Below are records to repeat exactly. Omit the pictures from the copy.

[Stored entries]
....................
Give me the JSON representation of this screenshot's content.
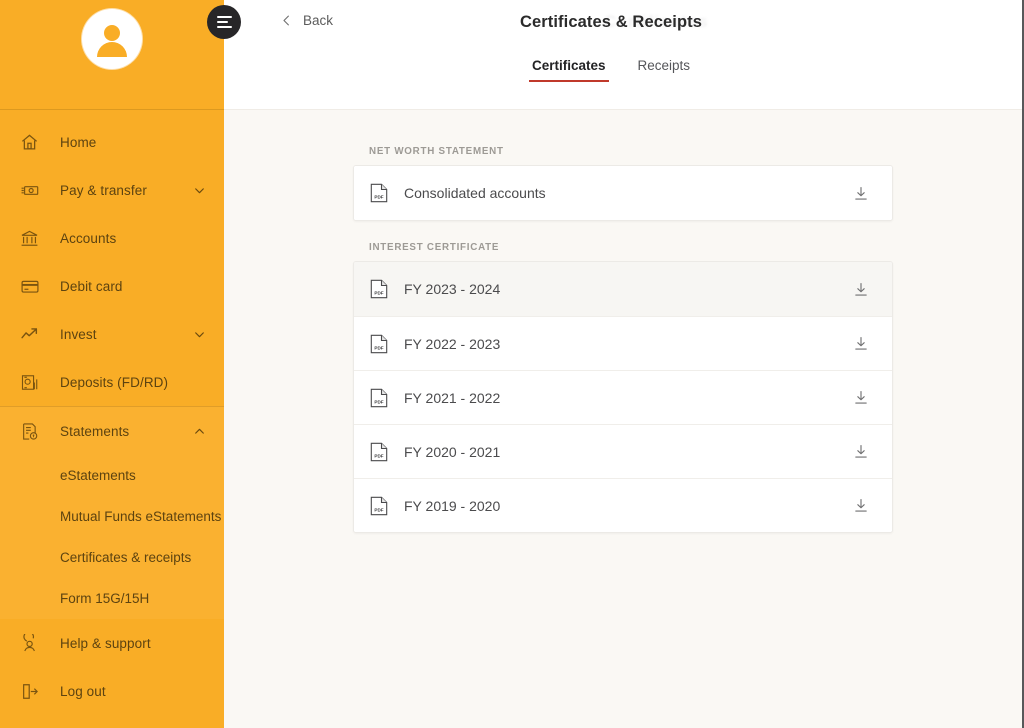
{
  "sidebar": {
    "avatar_alt": "User profile avatar",
    "items": [
      {
        "label": "Home",
        "icon": "home-icon",
        "expandable": false,
        "expanded": false
      },
      {
        "label": "Pay & transfer",
        "icon": "money-icon",
        "expandable": true,
        "expanded": false
      },
      {
        "label": "Accounts",
        "icon": "bank-icon",
        "expandable": false,
        "expanded": false
      },
      {
        "label": "Debit card",
        "icon": "card-icon",
        "expandable": false,
        "expanded": false
      },
      {
        "label": "Invest",
        "icon": "trend-up-icon",
        "expandable": true,
        "expanded": false
      },
      {
        "label": "Deposits (FD/RD)",
        "icon": "deposits-icon",
        "expandable": false,
        "expanded": false
      },
      {
        "label": "Statements",
        "icon": "statement-icon",
        "expandable": true,
        "expanded": true
      }
    ],
    "statements_children": [
      {
        "label": "eStatements"
      },
      {
        "label": "Mutual Funds eStatements"
      },
      {
        "label": "Certificates & receipts"
      },
      {
        "label": "Form 15G/15H"
      }
    ],
    "footer_items": [
      {
        "label": "Help & support",
        "icon": "support-icon"
      },
      {
        "label": "Log out",
        "icon": "logout-icon"
      }
    ]
  },
  "header": {
    "menu_label": "hamburger-menu",
    "back_label": "Back",
    "title": "Certificates & Receipts",
    "watermark": "Certificates"
  },
  "tabs": [
    {
      "label": "Certificates",
      "active": true
    },
    {
      "label": "Receipts",
      "active": false
    }
  ],
  "content": {
    "sections": [
      {
        "label": "NET WORTH STATEMENT",
        "rows": [
          {
            "name": "Consolidated accounts",
            "file_type": "PDF",
            "hover": false
          }
        ]
      },
      {
        "label": "INTEREST CERTIFICATE",
        "rows": [
          {
            "name": "FY 2023 - 2024",
            "file_type": "PDF",
            "hover": true
          },
          {
            "name": "FY 2022 - 2023",
            "file_type": "PDF",
            "hover": false
          },
          {
            "name": "FY 2021 - 2022",
            "file_type": "PDF",
            "hover": false
          },
          {
            "name": "FY 2020 - 2021",
            "file_type": "PDF",
            "hover": false
          },
          {
            "name": "FY 2019 - 2020",
            "file_type": "PDF",
            "hover": false
          }
        ]
      }
    ],
    "download_label": "Download"
  },
  "colors": {
    "sidebar_bg": "#f9ad26",
    "sidebar_bg_active": "#fab130",
    "sidebar_text": "#5d4310",
    "accent_underline": "#c0392b",
    "content_bg": "#faf8f4",
    "card_bg": "#ffffff",
    "menu_button_bg": "#272628"
  }
}
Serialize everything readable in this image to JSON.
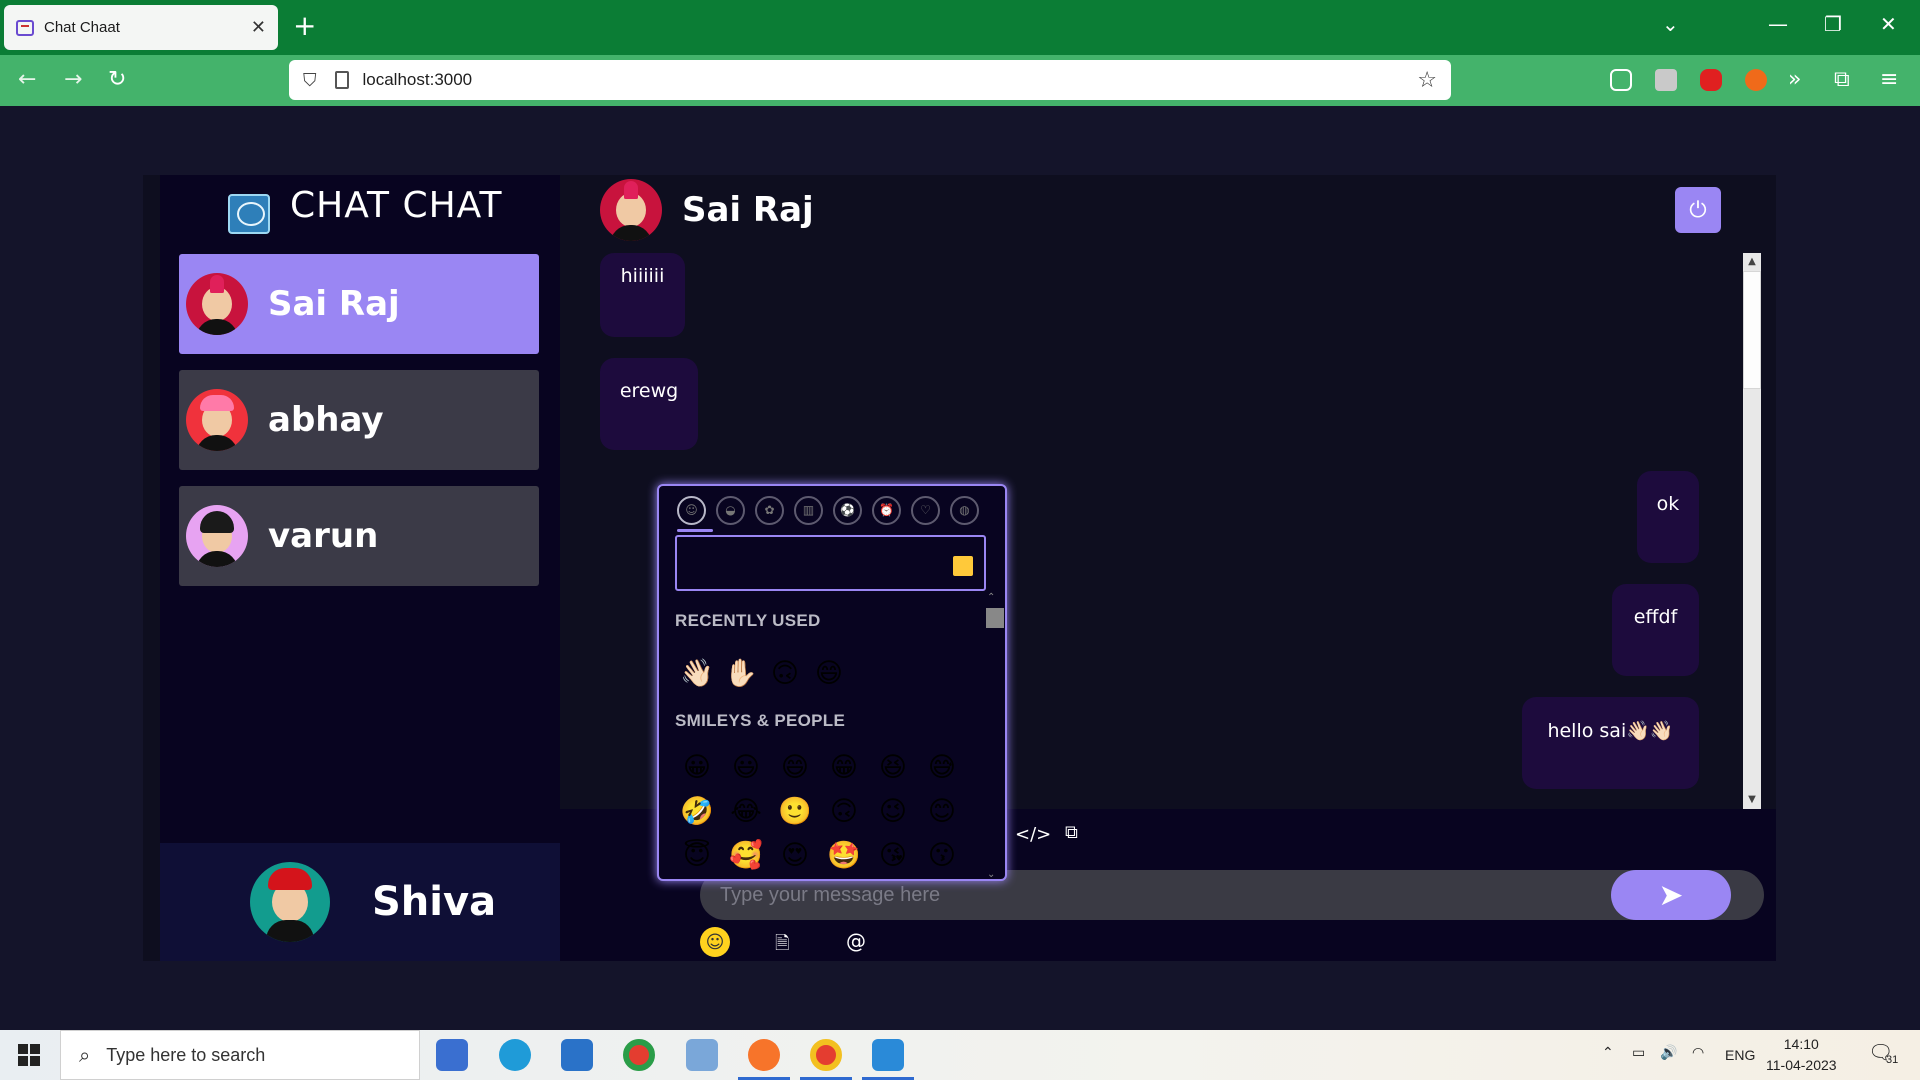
{
  "browser": {
    "tab_title": "Chat Chaat",
    "tab_close": "✕",
    "new_tab": "+",
    "url": "localhost:3000",
    "window_controls": [
      "⌄",
      "—",
      "❐",
      "✕"
    ]
  },
  "app": {
    "brand": "CHAT CHAT",
    "contacts": [
      {
        "name": "Sai Raj",
        "selected": true,
        "avatar_hair": "#e0205a",
        "avatar_bg": "#c8133d"
      },
      {
        "name": "abhay",
        "selected": false,
        "avatar_hair": "#ff7aa8",
        "avatar_bg": "#f0323c"
      },
      {
        "name": "varun",
        "selected": false,
        "avatar_hair": "#1a1a1a",
        "avatar_bg": "#e7a3f2"
      }
    ],
    "current_user": {
      "name": "Shiva",
      "avatar_bg": "#129c8e",
      "avatar_hair": "#d4141b"
    },
    "chat_header": {
      "name": "Sai Raj"
    },
    "logout_icon": "⏻",
    "messages": [
      {
        "text": "hiiiiii",
        "direction": "received"
      },
      {
        "text": "erewg",
        "direction": "received"
      },
      {
        "text": "ok",
        "direction": "sent"
      },
      {
        "text": "effdf",
        "direction": "sent"
      },
      {
        "text": "hello sai👋🏻👋🏻",
        "direction": "sent"
      }
    ],
    "input": {
      "placeholder": "Type your message here",
      "value": ""
    },
    "send_icon": "➤",
    "toolbar_icons": {
      "code": "</>",
      "embed": "⧉",
      "file": "🗎",
      "mention": "@"
    }
  },
  "emoji_picker": {
    "categories": [
      "☺",
      "◒",
      "✿",
      "▥",
      "⚽",
      "⏰",
      "♡",
      "◍"
    ],
    "search_value": "",
    "recently_used_title": "RECENTLY USED",
    "recently_used": [
      "👋🏻",
      "✋🏻",
      "🙃",
      "😄"
    ],
    "smileys_title": "SMILEYS & PEOPLE",
    "smileys": [
      "😀",
      "😃",
      "😄",
      "😁",
      "😆",
      "😅",
      "🤣",
      "😂",
      "🙂",
      "🙃",
      "😉",
      "😊",
      "😇",
      "🥰",
      "😍",
      "🤩",
      "😘",
      "😗"
    ],
    "colors": {
      "accent": "#9a86f3",
      "background": "#080420"
    }
  },
  "taskbar": {
    "search_placeholder": "Type here to search",
    "language": "ENG",
    "time": "14:10",
    "date": "11-04-2023",
    "notifications": "31"
  }
}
....................
• [SOLUTION BELOW]:
Give me the JSON representation of this screenshot's content.
{
  "sidebar": {
    "avatar_alt": "User profile avatar",
    "items": [
      {
        "label": "Home",
        "icon": "home-icon",
        "expandable": false,
        "expanded": false
      },
      {
        "label": "Pay & transfer",
        "icon": "money-icon",
        "expandable": true,
        "expanded": false
      },
      {
        "label": "Accounts",
        "icon": "bank-icon",
        "expandable": false,
        "expanded": false
      },
      {
        "label": "Debit card",
        "icon": "card-icon",
        "expandable": false,
        "expanded": false
      },
      {
        "label": "Invest",
        "icon": "trend-up-icon",
        "expandable": true,
        "expanded": false
      },
      {
        "label": "Deposits (FD/RD)",
        "icon": "deposits-icon",
        "expandable": false,
        "expanded": false
      },
      {
        "label": "Statements",
        "icon": "statement-icon",
        "expandable": true,
        "expanded": true
      }
    ],
    "statements_children": [
      {
        "label": "eStatements"
      },
      {
        "label": "Mutual Funds eStatements"
      },
      {
        "label": "Certificates & receipts"
      },
      {
        "label": "Form 15G/15H"
      }
    ],
    "footer_items": [
      {
        "label": "Help & support",
        "icon": "support-icon"
      },
      {
        "label": "Log out",
        "icon": "logout-icon"
      }
    ]
  },
  "header": {
    "menu_label": "hamburger-menu",
    "back_label": "Back",
    "title": "Certificates & Receipts",
    "watermark": "Certificates"
  },
  "tabs": [
    {
      "label": "Certificates",
      "active": true
    },
    {
      "label": "Receipts",
      "active": false
    }
  ],
  "content": {
    "sections": [
      {
        "label": "NET WORTH STATEMENT",
        "rows": [
          {
            "name": "Consolidated accounts",
            "file_type": "PDF",
            "hover": false
          }
        ]
      },
      {
        "label": "INTEREST CERTIFICATE",
        "rows": [
          {
            "name": "FY 2023 - 2024",
            "file_type": "PDF",
            "hover": true
          },
          {
            "name": "FY 2022 - 2023",
            "file_type": "PDF",
            "hover": false
          },
          {
            "name": "FY 2021 - 2022",
            "file_type": "PDF",
            "hover": false
          },
          {
            "name": "FY 2020 - 2021",
            "file_type": "PDF",
            "hover": false
          },
          {
            "name": "FY 2019 - 2020",
            "file_type": "PDF",
            "hover": false
          }
        ]
      }
    ],
    "download_label": "Download"
  },
  "colors": {
    "sidebar_bg": "#f9ad26",
    "sidebar_bg_active": "#fab130",
    "sidebar_text": "#5d4310",
    "accent_underline": "#c0392b",
    "content_bg": "#faf8f4",
    "card_bg": "#ffffff",
    "menu_button_bg": "#272628"
  }
}
Serialize everything readable in this image to JSON.
{
  "browser": {
    "tab_title": "Chat Chaat",
    "tab_close": "✕",
    "new_tab": "+",
    "url": "localhost:3000",
    "window_controls": [
      "⌄",
      "—",
      "❐",
      "✕"
    ]
  },
  "app": {
    "brand": "CHAT CHAT",
    "contacts": [
      {
        "name": "Sai Raj",
        "selected": true,
        "avatar_hair": "#e0205a",
        "avatar_bg": "#c8133d"
      },
      {
        "name": "abhay",
        "selected": false,
        "avatar_hair": "#ff7aa8",
        "avatar_bg": "#f0323c"
      },
      {
        "name": "varun",
        "selected": false,
        "avatar_hair": "#1a1a1a",
        "avatar_bg": "#e7a3f2"
      }
    ],
    "current_user": {
      "name": "Shiva",
      "avatar_bg": "#129c8e",
      "avatar_hair": "#d4141b"
    },
    "chat_header": {
      "name": "Sai Raj"
    },
    "logout_icon": "⏻",
    "messages": [
      {
        "text": "hiiiiii",
        "direction": "received"
      },
      {
        "text": "erewg",
        "direction": "received"
      },
      {
        "text": "ok",
        "direction": "sent"
      },
      {
        "text": "effdf",
        "direction": "sent"
      },
      {
        "text": "hello sai👋🏻👋🏻",
        "direction": "sent"
      }
    ],
    "input": {
      "placeholder": "Type your message here",
      "value": ""
    },
    "send_icon": "➤",
    "toolbar_icons": {
      "code": "</>",
      "embed": "⧉",
      "file": "🗎",
      "mention": "@"
    }
  },
  "emoji_picker": {
    "categories": [
      "☺",
      "◒",
      "✿",
      "▥",
      "⚽",
      "⏰",
      "♡",
      "◍"
    ],
    "search_value": "",
    "recently_used_title": "RECENTLY USED",
    "recently_used": [
      "👋🏻",
      "✋🏻",
      "🙃",
      "😄"
    ],
    "smileys_title": "SMILEYS & PEOPLE",
    "smileys": [
      "😀",
      "😃",
      "😄",
      "😁",
      "😆",
      "😅",
      "🤣",
      "😂",
      "🙂",
      "🙃",
      "😉",
      "😊",
      "😇",
      "🥰",
      "😍",
      "🤩",
      "😘",
      "😗"
    ],
    "colors": {
      "accent": "#9a86f3",
      "background": "#080420"
    }
  },
  "taskbar": {
    "search_placeholder": "Type here to search",
    "language": "ENG",
    "time": "14:10",
    "date": "11-04-2023",
    "notifications": "31"
  }
}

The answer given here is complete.